STATED EXERCISE:
Duplicate the lines starting at the one containing "svg-text:17: 17 [750, 461, 762, 473]" and ending at the one containing "svg-text:15: 15 [20, 361, 32, 373]", both included.

[Element placement data]
▽

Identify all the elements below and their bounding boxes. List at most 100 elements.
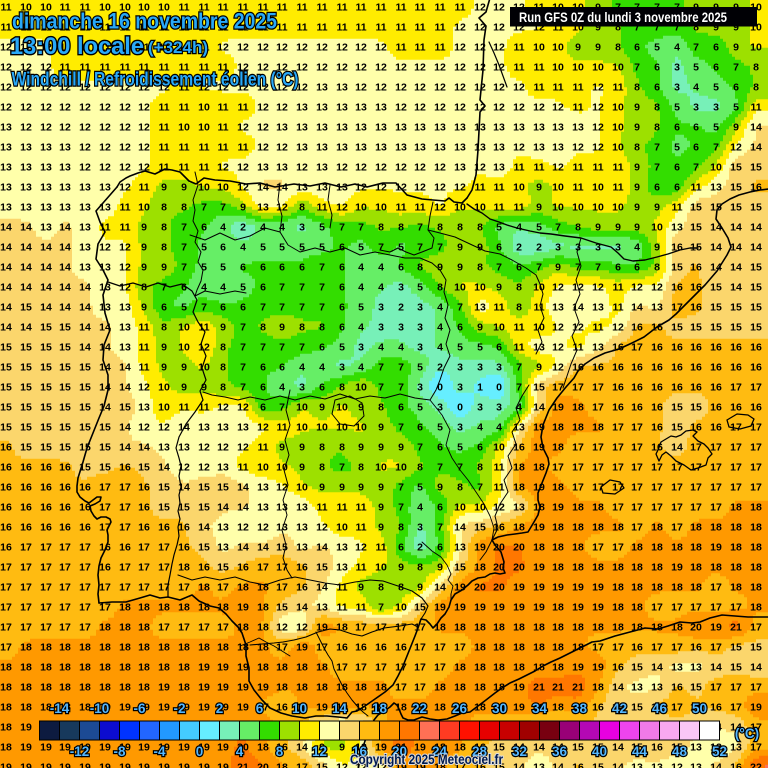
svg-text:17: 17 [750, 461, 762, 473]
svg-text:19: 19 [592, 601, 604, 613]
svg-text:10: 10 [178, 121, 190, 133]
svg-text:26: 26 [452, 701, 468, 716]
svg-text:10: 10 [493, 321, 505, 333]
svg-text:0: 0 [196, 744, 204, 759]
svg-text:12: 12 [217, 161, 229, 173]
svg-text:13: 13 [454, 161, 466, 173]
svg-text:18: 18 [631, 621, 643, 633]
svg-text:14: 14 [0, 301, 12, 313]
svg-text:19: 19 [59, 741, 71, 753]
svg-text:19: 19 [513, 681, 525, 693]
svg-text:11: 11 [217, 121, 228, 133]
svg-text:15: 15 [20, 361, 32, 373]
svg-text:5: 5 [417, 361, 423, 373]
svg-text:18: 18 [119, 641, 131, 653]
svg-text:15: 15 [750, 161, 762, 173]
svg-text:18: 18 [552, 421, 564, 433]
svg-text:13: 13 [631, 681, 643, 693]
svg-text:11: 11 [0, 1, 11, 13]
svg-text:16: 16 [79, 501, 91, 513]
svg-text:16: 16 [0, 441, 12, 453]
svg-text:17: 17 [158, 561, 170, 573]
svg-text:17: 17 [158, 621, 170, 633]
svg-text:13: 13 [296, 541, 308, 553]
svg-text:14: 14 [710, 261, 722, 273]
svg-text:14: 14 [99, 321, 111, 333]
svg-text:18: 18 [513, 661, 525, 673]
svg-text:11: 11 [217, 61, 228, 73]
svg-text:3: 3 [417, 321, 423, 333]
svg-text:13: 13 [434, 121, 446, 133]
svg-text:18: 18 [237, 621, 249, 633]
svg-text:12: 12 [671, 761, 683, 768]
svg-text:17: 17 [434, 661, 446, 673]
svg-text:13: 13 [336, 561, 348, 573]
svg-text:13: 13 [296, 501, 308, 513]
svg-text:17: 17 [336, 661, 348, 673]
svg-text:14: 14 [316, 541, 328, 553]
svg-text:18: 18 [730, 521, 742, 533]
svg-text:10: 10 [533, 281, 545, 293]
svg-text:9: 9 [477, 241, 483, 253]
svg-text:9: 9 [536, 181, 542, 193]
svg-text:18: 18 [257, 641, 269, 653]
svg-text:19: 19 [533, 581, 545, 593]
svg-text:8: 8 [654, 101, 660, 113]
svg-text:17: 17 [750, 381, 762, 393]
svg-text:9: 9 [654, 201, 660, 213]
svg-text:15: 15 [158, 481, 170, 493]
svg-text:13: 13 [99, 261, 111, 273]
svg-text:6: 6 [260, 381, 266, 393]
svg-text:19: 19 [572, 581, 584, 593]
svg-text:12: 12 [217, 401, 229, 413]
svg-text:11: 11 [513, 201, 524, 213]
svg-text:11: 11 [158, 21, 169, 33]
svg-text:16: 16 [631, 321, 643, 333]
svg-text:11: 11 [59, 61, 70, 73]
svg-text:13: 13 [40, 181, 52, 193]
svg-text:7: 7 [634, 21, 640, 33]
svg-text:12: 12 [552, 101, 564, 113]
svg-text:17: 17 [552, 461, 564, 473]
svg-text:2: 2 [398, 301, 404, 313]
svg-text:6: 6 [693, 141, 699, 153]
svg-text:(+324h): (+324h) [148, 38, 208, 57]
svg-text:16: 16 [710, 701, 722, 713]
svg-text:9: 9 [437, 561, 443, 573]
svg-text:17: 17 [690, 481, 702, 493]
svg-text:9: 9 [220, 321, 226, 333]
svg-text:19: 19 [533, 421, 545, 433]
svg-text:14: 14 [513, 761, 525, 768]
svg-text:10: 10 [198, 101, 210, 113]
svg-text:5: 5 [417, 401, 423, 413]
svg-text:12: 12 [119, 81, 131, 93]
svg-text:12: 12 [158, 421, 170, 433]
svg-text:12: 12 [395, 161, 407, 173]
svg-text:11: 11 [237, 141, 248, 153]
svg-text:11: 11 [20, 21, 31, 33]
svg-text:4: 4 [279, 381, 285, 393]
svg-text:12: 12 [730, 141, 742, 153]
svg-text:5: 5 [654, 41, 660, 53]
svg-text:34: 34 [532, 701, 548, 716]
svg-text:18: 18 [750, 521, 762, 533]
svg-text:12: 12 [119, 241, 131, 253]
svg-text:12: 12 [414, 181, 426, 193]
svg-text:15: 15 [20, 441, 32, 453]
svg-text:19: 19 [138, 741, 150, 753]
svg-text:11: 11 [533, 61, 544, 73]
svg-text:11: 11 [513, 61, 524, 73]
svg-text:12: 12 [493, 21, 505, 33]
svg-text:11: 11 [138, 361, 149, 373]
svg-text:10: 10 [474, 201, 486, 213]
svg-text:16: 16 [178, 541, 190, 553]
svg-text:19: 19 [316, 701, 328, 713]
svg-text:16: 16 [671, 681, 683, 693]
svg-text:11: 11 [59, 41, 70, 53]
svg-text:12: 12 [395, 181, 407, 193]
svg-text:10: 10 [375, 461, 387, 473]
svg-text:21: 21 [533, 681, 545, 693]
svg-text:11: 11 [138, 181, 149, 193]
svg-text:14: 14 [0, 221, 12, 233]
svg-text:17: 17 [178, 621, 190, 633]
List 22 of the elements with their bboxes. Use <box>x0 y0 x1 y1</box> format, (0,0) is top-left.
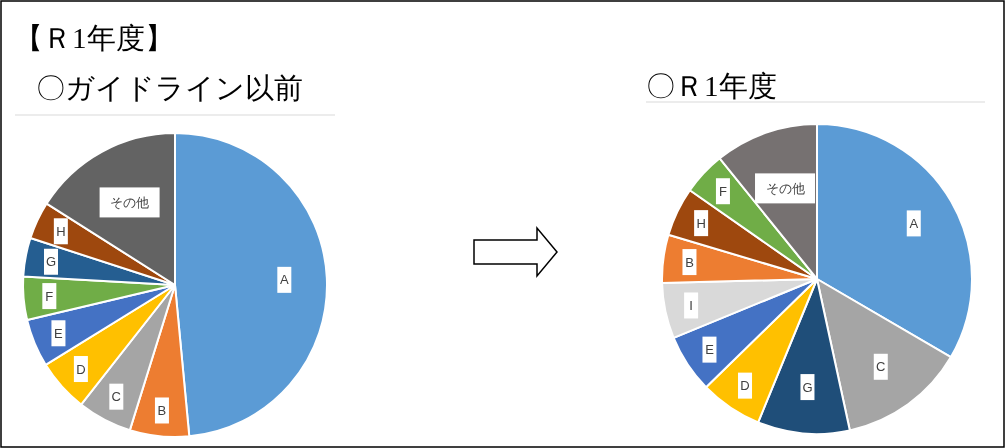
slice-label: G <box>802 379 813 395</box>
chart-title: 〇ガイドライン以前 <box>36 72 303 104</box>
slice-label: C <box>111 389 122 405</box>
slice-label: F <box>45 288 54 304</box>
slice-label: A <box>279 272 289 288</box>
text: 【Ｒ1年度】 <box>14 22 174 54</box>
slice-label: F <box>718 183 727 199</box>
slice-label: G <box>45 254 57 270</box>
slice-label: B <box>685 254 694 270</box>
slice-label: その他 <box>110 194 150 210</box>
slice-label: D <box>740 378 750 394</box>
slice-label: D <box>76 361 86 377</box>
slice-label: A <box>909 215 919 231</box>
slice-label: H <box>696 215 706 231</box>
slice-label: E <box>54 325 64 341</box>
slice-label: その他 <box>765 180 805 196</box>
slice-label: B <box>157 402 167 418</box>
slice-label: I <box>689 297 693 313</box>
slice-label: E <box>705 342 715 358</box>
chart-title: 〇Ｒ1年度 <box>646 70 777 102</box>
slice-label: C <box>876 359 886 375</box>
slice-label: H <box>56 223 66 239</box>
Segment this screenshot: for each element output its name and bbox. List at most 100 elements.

△

TASK OUTPUT:
svg-text:17: 17 [750, 461, 762, 473]
svg-text:19: 19 [592, 601, 604, 613]
svg-text:10: 10 [178, 121, 190, 133]
svg-text:26: 26 [452, 701, 468, 716]
svg-text:10: 10 [493, 321, 505, 333]
svg-text:0: 0 [196, 744, 204, 759]
svg-text:12: 12 [217, 161, 229, 173]
svg-text:13: 13 [454, 161, 466, 173]
svg-text:18: 18 [631, 621, 643, 633]
svg-text:14: 14 [0, 301, 12, 313]
svg-text:19: 19 [59, 741, 71, 753]
svg-text:19: 19 [513, 681, 525, 693]
svg-text:11: 11 [217, 121, 228, 133]
svg-text:15: 15 [20, 361, 32, 373]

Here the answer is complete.